### PROBLEM REQUIREMENTS
Write out all of the entries exactly as given.
::: EXTRACTED INFORMATION
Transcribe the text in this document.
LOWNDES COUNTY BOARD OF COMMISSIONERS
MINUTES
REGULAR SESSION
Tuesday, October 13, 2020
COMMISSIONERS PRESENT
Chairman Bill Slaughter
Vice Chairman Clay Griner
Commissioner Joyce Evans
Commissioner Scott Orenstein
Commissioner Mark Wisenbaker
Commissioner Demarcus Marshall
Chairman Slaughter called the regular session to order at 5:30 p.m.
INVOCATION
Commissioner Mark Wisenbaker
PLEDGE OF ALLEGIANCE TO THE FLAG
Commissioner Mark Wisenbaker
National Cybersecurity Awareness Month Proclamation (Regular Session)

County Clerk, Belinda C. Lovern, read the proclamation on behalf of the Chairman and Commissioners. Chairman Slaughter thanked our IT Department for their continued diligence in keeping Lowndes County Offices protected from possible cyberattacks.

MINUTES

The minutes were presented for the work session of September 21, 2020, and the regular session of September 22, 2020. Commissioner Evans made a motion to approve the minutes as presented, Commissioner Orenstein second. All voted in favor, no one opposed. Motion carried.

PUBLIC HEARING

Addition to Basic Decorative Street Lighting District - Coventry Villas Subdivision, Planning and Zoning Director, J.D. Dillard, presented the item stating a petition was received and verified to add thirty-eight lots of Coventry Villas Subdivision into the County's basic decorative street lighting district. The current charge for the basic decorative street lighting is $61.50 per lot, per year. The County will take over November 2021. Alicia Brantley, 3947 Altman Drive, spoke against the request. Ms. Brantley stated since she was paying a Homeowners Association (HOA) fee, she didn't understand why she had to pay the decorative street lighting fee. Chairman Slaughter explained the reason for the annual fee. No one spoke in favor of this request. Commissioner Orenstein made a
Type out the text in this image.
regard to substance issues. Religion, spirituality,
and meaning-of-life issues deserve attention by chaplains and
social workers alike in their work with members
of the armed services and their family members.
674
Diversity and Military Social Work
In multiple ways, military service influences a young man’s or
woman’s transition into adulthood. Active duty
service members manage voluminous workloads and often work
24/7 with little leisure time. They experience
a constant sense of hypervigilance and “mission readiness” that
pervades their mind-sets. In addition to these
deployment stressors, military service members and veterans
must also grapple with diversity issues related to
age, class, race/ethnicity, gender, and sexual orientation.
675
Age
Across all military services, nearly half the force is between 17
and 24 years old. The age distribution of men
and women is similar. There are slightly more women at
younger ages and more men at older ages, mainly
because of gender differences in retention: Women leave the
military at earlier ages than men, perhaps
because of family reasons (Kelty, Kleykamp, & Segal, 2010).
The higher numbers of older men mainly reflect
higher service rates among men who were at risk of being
::::::
### FINISHED EXERCISE
Transcribe the text in this document.
LOWNDES COUNTY BOARD OF COMMISSIONERS
MINUTES
REGULAR SESSION
Tuesday, October 13, 2020
COMMISSIONERS PRESENT
Chairman Bill Slaughter
Vice Chairman Clay Griner
Commissioner Joyce Evans
Commissioner Scott Orenstein
Commissioner Mark Wisenbaker
Commissioner Demarcus Marshall
Chairman Slaughter called the regular session to order at 5:30 p.m.
INVOCATION
Commissioner Mark Wisenbaker
PLEDGE OF ALLEGIANCE TO THE FLAG
Commissioner Mark Wisenbaker
National Cybersecurity Awareness Month Proclamation (Regular Session)

County Clerk, Belinda C. Lovern, read the proclamation on behalf of the Chairman and Commissioners. Chairman Slaughter thanked our IT Department for their continued diligence in keeping Lowndes County Offices protected from possible cyberattacks.

MINUTES

The minutes were presented for the work session of September 21, 2020, and the regular session of September 22, 2020. Commissioner Evans made a motion to approve the minutes as presented, Commissioner Orenstein second. All voted in favor, no one opposed. Motion carried.

PUBLIC HEARING

Addition to Basic Decorative Street Lighting District - Coventry Villas Subdivision, Planning and Zoning Director, J.D. Dillard, presented the item stating a petition was received and verified to add thirty-eight lots of Coventry Villas Subdivision into the County's basic decorative street lighting district. The current charge for the basic decorative street lighting is $61.50 per lot, per year. The County will take over November 2021. Alicia Brantley, 3947 Altman Drive, spoke against the request. Ms. Brantley stated since she was paying a Homeowners Association (HOA) fee, she didn't understand why she had to pay the decorative street lighting fee. Chairman Slaughter explained the reason for the annual fee. No one spoke in favor of this request. Commissioner Orenstein made a
Type out the text in this image.
regard to substance issues. Religion, spirituality,
and meaning-of-life issues deserve attention by chaplains and
social workers alike in their work with members
of the armed services and their family members.
674
Diversity and Military Social Work
In multiple ways, military service influences a young man’s or
woman’s transition into adulthood. Active duty
service members manage voluminous workloads and often work
24/7 with little leisure time. They experience
a constant sense of hypervigilance and “mission readiness” that
pervades their mind-sets. In addition to these
deployment stressors, military service members and veterans
must also grapple with diversity issues related to
age, class, race/ethnicity, gender, and sexual orientation.
675
Age
Across all military services, nearly half the force is between 17
and 24 years old. The age distribution of men
and women is similar. There are slightly more women at
younger ages and more men at older ages, mainly
because of gender differences in retention: Women leave the
military at earlier ages than men, perhaps
because of family reasons (Kelty, Kleykamp, & Segal, 2010).
The higher numbers of older men mainly reflect
higher service rates among men who were at risk of being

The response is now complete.